● **Text**:
---------------
XML 66 R29.htm IDEA: XBRL DOCUMENT v2.4.0.6
Financial Instruments
12 Months Ended
Dec. 31, 2012
Financial Instruments
20. Financial Instruments

Risk Management

Currency Risk.  The Company uses currency exchange contracts to manage its exposure to changes in currency exchange rates associated with its non-U.S.-dollar denominated receivables and forecasted royalties, forecasted earnings of non-U.S. subsidiaries and forecasted non-U.S.-dollar denominated acquisitions. The Company primarily hedges a portion of its current-year currency exposure to the Australian, Canadian and New Zealand dollars, the Euro and the British pound sterling. The majority of forward contracts do not qualify for hedge accounting treatment. The fluctuations in the value of these forward contracts do, however, largely offset the impact of changes in the value of the underlying risk they economically hedge. Forward contracts used to hedge forecasted third-party receipts and disbursements up to 12 months are designated and do qualify as cash flow hedges. The amount of gains or losses reclassified from other comprehensive income to earnings resulting from ineffectiveness or from excluding a component of the forward contracts’ gain or loss from the effectiveness calculation for cash flow hedges during 2012, 2011 and 2010 was not material, nor is the amount of gains or losses the Company expects to reclassify from other comprehensive income to earnings over the next 12 months.

 

Interest Rate Risk.  The Company uses various hedging strategies including interest rate swaps and interest rate caps to create an appropriate mix of fixed and floating rate assets and liabilities. During 2012, 2011 and 2010, the Company recorded net unrealized gains on cash flow hedges of $13 million, $33 million and $36 million, net of tax, respectively, to other comprehensive income. The after-tax amount of gains or losses reclassified from accumulated other comprehensive income (loss) to earnings resulting from ineffectiveness for 2012, 2011 and 2010 was not material to the Company’s results of operations.
---------------
● **Task instructions**:
- 1) Copy the part of the financial instruments note that opens with the words "Interest Rate Risk.  The" and closes with "results of operations.".
- 2) According to the financial instruments note, which currencies does the Company primarily hedge a portion of its current-year exposure to?

● **Supplied material**:
---------------
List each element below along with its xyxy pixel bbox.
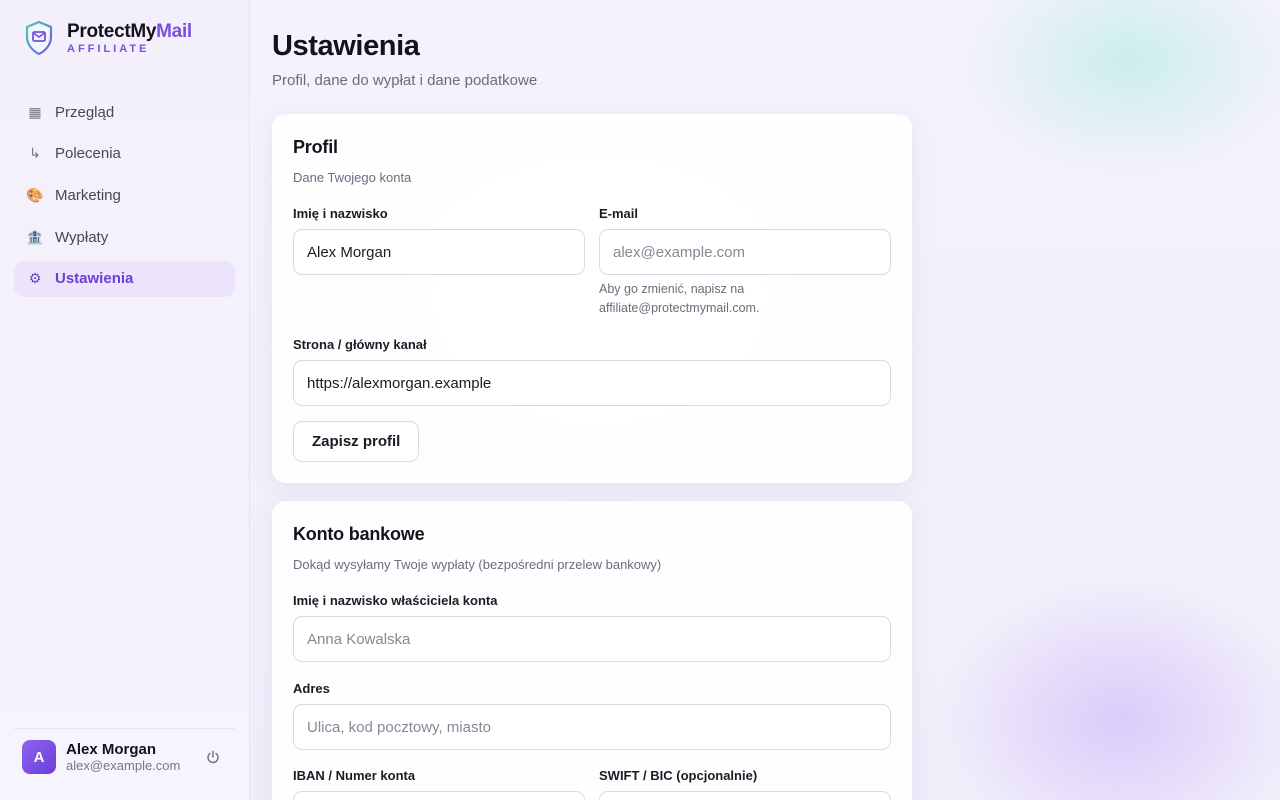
---------------
● **Solved tasks**:
- 1)
Interest Rate Risk.  The Company uses various hedging strategies including interest rate swaps and interest rate caps to create an appropriate mix of fixed and floating rate assets and liabilities. During 2012, 2011 and 2010, the Company recorded net unrealized gains on cash flow hedges of $13 million, $33 million and $36 million, net of tax, respectively, to other comprehensive income. The after-tax amount of gains or losses reclassified from accumulated other comprehensive income (loss) to earnings resulting from ineffectiveness for 2012, 2011 and 2010 was not material to the Company’s results of operations.

- 2) The Australian, Canadian and New Zealand dollars, the Euro and the British pound sterling.